— Task to complete —
Output every line exactly as written. Leave out pictures.

— Records for this task —

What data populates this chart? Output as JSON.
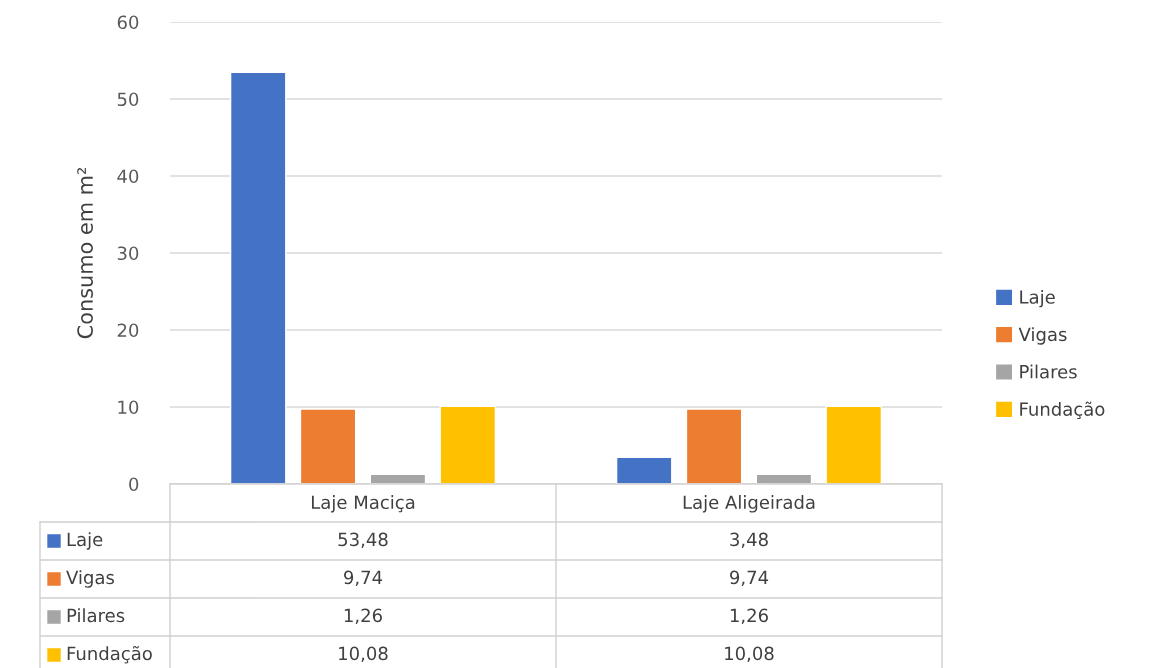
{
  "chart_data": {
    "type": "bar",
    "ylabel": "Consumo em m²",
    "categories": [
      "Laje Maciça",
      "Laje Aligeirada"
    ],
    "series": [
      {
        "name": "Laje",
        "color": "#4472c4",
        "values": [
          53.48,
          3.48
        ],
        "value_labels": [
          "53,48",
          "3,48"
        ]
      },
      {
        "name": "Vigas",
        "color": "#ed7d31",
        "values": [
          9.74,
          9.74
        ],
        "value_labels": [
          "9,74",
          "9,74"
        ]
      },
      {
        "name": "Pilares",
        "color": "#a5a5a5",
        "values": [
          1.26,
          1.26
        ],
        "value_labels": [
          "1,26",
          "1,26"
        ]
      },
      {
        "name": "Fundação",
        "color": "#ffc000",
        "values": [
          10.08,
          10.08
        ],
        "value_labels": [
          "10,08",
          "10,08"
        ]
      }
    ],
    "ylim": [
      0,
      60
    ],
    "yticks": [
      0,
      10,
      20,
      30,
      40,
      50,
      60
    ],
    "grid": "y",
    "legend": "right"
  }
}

— Response —
What data populates this chart? Output as JSON.
{
  "chart_data": {
    "type": "bar",
    "ylabel": "Consumo em m²",
    "categories": [
      "Laje Maciça",
      "Laje Aligeirada"
    ],
    "series": [
      {
        "name": "Laje",
        "color": "#4472c4",
        "values": [
          53.48,
          3.48
        ],
        "value_labels": [
          "53,48",
          "3,48"
        ]
      },
      {
        "name": "Vigas",
        "color": "#ed7d31",
        "values": [
          9.74,
          9.74
        ],
        "value_labels": [
          "9,74",
          "9,74"
        ]
      },
      {
        "name": "Pilares",
        "color": "#a5a5a5",
        "values": [
          1.26,
          1.26
        ],
        "value_labels": [
          "1,26",
          "1,26"
        ]
      },
      {
        "name": "Fundação",
        "color": "#ffc000",
        "values": [
          10.08,
          10.08
        ],
        "value_labels": [
          "10,08",
          "10,08"
        ]
      }
    ],
    "ylim": [
      0,
      60
    ],
    "yticks": [
      0,
      10,
      20,
      30,
      40,
      50,
      60
    ],
    "grid": "y",
    "legend": "right"
  }
}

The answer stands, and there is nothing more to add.